Stated task: Output the data below in full, byte for byte. Nothing may differ.

-- Start --

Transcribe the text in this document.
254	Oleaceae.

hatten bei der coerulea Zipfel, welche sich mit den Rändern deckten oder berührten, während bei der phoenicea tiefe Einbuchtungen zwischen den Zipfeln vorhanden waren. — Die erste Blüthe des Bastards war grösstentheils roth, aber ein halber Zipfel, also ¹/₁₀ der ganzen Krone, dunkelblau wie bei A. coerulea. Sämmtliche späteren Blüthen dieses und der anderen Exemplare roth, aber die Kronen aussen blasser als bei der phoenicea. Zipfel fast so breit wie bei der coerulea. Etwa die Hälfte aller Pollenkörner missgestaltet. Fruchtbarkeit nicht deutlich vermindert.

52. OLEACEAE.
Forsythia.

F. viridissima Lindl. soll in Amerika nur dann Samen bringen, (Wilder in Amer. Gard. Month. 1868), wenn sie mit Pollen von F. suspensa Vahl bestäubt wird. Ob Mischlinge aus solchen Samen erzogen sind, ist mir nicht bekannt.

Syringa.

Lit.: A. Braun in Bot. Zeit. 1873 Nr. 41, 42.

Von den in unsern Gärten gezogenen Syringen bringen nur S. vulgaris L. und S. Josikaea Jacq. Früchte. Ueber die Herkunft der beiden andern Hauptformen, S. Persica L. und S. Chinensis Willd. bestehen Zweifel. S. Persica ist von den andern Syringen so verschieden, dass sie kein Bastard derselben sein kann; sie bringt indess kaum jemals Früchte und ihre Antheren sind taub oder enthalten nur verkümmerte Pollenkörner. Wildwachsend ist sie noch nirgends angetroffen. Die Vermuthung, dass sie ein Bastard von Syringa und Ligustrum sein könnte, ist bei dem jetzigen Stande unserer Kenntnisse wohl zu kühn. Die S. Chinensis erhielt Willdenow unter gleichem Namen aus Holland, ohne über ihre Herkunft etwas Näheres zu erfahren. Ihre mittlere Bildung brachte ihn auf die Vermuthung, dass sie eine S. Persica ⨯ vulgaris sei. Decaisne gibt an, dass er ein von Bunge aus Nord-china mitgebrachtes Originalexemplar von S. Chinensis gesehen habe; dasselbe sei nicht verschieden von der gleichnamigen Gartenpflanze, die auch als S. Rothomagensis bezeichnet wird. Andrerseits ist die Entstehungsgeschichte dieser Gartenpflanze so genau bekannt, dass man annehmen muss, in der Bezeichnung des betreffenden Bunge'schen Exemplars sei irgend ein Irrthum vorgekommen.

-- End --

Written solution:
Transcribe the text in this document.
254	Oleaceae.

hatten bei der coerulea Zipfel, welche sich mit den Rändern deckten oder berührten, während bei der phoenicea tiefe Einbuchtungen zwischen den Zipfeln vorhanden waren. — Die erste Blüthe des Bastards war grösstentheils roth, aber ein halber Zipfel, also ¹/₁₀ der ganzen Krone, dunkelblau wie bei A. coerulea. Sämmtliche späteren Blüthen dieses und der anderen Exemplare roth, aber die Kronen aussen blasser als bei der phoenicea. Zipfel fast so breit wie bei der coerulea. Etwa die Hälfte aller Pollenkörner missgestaltet. Fruchtbarkeit nicht deutlich vermindert.

52. OLEACEAE.
Forsythia.

F. viridissima Lindl. soll in Amerika nur dann Samen bringen, (Wilder in Amer. Gard. Month. 1868), wenn sie mit Pollen von F. suspensa Vahl bestäubt wird. Ob Mischlinge aus solchen Samen erzogen sind, ist mir nicht bekannt.

Syringa.

Lit.: A. Braun in Bot. Zeit. 1873 Nr. 41, 42.

Von den in unsern Gärten gezogenen Syringen bringen nur S. vulgaris L. und S. Josikaea Jacq. Früchte. Ueber die Herkunft der beiden andern Hauptformen, S. Persica L. und S. Chinensis Willd. bestehen Zweifel. S. Persica ist von den andern Syringen so verschieden, dass sie kein Bastard derselben sein kann; sie bringt indess kaum jemals Früchte und ihre Antheren sind taub oder enthalten nur verkümmerte Pollenkörner. Wildwachsend ist sie noch nirgends angetroffen. Die Vermuthung, dass sie ein Bastard von Syringa und Ligustrum sein könnte, ist bei dem jetzigen Stande unserer Kenntnisse wohl zu kühn. Die S. Chinensis erhielt Willdenow unter gleichem Namen aus Holland, ohne über ihre Herkunft etwas Näheres zu erfahren. Ihre mittlere Bildung brachte ihn auf die Vermuthung, dass sie eine S. Persica ⨯ vulgaris sei. Decaisne gibt an, dass er ein von Bunge aus Nord-china mitgebrachtes Originalexemplar von S. Chinensis gesehen habe; dasselbe sei nicht verschieden von der gleichnamigen Gartenpflanze, die auch als S. Rothomagensis bezeichnet wird. Andrerseits ist die Entstehungsgeschichte dieser Gartenpflanze so genau bekannt, dass man annehmen muss, in der Bezeichnung des betreffenden Bunge'schen Exemplars sei irgend ein Irrthum vorgekommen.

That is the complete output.